What to work on
In the following material, identify every line holding the string "naszej" and return it.

Entries provided
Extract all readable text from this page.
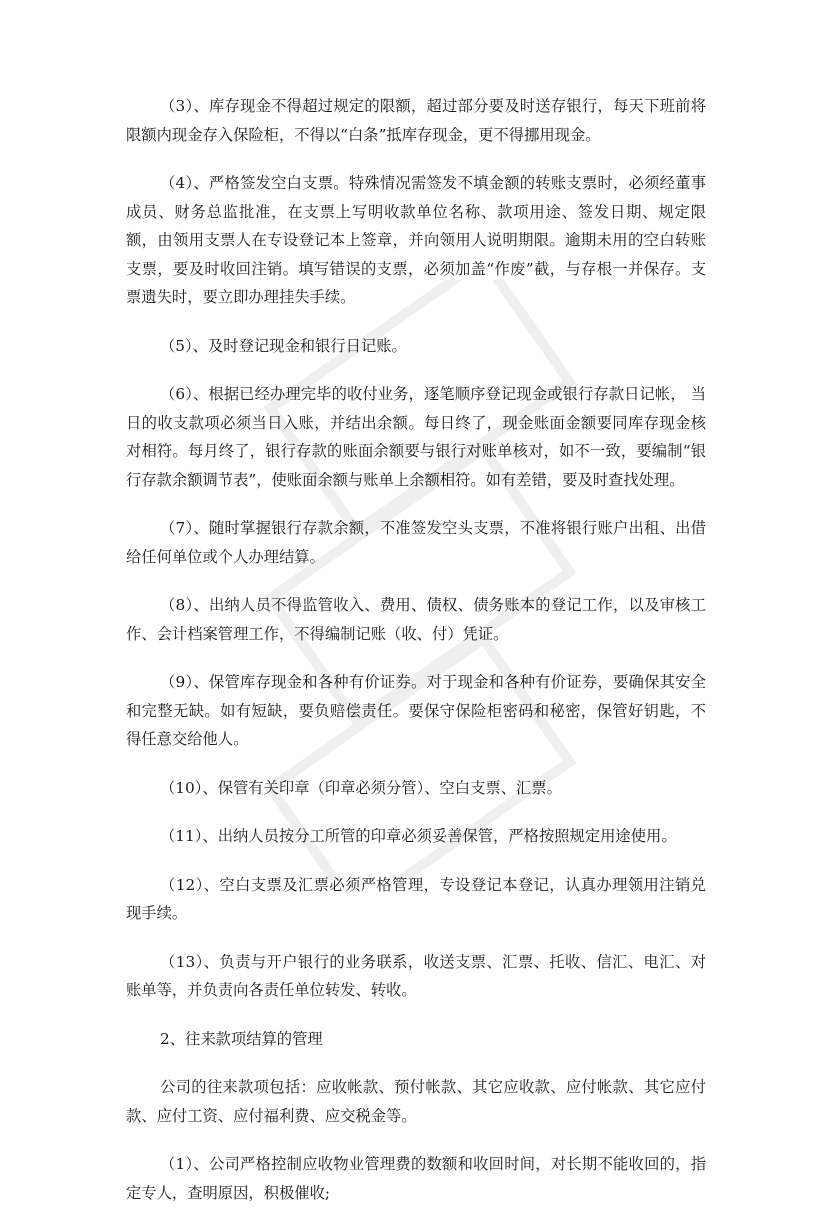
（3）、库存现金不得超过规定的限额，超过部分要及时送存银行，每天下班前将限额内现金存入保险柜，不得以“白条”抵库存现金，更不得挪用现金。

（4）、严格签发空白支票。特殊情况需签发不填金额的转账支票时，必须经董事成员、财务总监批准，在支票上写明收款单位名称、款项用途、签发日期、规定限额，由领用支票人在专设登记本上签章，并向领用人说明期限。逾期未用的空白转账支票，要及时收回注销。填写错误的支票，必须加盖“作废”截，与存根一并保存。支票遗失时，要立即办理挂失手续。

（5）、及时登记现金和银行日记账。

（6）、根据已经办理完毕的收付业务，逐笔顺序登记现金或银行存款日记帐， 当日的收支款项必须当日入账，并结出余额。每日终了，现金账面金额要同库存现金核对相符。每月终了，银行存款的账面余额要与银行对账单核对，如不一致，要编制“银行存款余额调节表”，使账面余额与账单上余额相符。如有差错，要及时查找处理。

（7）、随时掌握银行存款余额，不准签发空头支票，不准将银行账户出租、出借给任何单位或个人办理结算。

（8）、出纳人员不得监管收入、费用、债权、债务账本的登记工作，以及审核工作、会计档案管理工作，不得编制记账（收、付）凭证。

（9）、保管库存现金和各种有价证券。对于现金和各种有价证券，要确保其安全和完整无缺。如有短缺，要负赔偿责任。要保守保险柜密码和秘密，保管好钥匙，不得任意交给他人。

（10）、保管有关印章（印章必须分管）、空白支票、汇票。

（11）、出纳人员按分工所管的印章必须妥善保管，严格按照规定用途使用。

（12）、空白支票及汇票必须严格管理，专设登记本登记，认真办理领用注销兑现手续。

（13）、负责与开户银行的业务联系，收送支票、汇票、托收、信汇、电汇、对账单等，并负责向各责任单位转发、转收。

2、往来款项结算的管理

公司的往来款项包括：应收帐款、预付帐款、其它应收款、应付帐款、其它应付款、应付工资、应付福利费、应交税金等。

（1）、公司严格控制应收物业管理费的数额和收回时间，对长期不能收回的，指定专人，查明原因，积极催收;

---

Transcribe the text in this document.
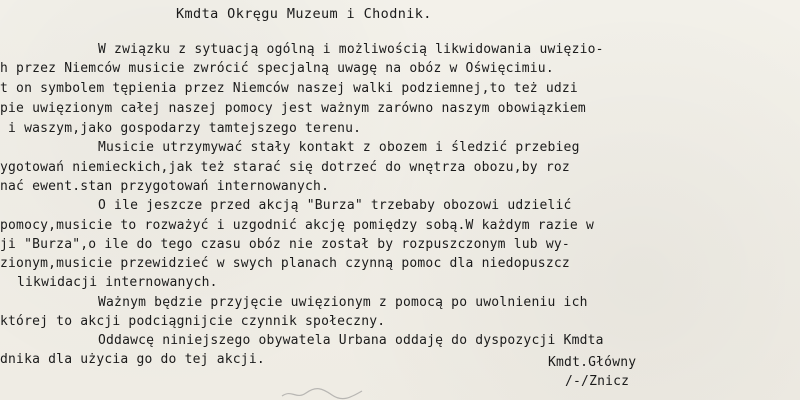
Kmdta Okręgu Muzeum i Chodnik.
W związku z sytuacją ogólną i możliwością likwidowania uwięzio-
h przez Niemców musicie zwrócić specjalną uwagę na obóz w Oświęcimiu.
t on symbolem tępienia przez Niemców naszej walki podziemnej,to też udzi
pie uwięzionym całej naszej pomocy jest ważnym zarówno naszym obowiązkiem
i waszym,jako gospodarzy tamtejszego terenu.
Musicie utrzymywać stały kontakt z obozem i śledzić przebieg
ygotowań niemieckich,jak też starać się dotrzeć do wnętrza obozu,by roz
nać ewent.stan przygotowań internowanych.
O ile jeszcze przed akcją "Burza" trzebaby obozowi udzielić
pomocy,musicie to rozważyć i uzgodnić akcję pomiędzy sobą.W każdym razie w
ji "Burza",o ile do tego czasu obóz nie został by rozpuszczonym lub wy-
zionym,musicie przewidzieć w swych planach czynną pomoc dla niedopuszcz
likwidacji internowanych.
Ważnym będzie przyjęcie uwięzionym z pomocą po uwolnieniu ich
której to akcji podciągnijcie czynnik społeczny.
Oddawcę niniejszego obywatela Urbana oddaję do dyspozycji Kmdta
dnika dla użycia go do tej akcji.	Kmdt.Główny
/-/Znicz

Solved exercise
t on symbolem tępienia przez Niemców naszej walki podziemnej,to też udzi
pie uwięzionym całej naszej pomocy jest ważnym zarówno naszym obowiązkiem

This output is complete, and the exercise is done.